GOAL: Wherever "this" appears in a line, list that line.

Records from a collection of figures:
------------------------------------------------

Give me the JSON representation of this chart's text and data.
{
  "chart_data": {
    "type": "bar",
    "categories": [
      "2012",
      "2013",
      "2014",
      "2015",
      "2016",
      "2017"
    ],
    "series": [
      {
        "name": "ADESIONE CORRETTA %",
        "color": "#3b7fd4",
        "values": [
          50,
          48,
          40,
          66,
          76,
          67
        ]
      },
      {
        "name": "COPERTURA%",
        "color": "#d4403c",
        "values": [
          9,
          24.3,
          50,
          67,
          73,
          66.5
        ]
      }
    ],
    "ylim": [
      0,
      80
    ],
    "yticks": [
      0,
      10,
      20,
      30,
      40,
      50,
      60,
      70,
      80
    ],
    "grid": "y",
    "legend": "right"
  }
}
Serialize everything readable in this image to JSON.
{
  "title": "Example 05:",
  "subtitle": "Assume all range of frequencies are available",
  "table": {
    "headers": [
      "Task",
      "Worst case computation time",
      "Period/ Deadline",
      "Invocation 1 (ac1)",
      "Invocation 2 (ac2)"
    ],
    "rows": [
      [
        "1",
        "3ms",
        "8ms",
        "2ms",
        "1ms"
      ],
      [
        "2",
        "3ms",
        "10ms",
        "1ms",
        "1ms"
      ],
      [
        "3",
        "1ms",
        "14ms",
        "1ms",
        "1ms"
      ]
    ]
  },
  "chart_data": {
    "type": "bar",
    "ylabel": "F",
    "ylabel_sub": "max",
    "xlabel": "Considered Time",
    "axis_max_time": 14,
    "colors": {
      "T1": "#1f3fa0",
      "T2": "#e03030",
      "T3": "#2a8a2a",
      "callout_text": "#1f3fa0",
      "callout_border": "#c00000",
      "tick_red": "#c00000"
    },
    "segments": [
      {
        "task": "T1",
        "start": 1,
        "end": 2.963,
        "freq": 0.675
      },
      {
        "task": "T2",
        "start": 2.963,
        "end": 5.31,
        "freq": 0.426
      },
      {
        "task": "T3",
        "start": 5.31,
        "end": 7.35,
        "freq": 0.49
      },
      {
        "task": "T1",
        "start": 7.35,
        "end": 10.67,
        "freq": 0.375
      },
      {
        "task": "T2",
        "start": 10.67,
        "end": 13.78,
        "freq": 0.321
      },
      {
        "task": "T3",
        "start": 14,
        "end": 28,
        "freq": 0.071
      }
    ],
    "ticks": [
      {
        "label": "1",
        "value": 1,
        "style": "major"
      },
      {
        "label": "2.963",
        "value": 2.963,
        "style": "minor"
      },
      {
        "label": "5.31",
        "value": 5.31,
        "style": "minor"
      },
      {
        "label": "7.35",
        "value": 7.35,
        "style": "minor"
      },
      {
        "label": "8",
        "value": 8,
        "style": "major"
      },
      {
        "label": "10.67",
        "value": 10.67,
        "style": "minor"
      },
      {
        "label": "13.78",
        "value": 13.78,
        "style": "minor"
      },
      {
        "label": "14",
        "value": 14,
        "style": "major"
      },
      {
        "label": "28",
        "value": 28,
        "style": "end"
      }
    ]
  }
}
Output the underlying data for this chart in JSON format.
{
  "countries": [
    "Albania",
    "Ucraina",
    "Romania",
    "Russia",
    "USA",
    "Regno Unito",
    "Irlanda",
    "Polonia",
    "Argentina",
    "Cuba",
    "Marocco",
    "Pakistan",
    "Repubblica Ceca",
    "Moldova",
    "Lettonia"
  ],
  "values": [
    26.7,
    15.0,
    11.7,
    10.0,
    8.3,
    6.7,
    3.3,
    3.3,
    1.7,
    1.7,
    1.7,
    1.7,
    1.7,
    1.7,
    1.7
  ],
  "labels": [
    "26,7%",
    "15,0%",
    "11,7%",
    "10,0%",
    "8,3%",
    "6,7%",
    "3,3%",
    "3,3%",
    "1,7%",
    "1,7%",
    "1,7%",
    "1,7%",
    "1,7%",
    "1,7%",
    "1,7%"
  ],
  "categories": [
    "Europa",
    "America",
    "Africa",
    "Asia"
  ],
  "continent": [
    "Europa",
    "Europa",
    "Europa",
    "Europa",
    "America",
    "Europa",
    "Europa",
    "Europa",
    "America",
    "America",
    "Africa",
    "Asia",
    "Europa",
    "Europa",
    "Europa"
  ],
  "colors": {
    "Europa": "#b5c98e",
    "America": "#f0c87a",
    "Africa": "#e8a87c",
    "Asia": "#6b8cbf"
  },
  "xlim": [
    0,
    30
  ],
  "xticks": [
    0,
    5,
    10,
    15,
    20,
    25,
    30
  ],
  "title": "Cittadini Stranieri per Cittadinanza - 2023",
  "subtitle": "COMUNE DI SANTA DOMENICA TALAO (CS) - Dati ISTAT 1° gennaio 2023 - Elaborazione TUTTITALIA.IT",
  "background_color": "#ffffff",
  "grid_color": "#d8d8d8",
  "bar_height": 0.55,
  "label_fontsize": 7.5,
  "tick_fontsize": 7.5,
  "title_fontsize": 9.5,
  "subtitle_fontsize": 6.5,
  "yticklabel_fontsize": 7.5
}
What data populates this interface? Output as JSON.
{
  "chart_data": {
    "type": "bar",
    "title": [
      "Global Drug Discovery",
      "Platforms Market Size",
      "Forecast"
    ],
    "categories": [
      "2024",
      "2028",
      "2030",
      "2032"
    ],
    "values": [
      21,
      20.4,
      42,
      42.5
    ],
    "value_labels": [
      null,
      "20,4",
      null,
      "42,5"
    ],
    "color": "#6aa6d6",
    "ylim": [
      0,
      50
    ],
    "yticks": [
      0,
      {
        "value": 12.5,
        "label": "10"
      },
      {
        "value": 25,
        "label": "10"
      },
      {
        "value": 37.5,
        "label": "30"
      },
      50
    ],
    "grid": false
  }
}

------------------------------------------------

REPLY:
Give me the JSON representation of this chart's text and data.
Serialize everything readable in this image to JSON.
Output the underlying data for this chart in JSON format.
What data populates this interface? Output as JSON.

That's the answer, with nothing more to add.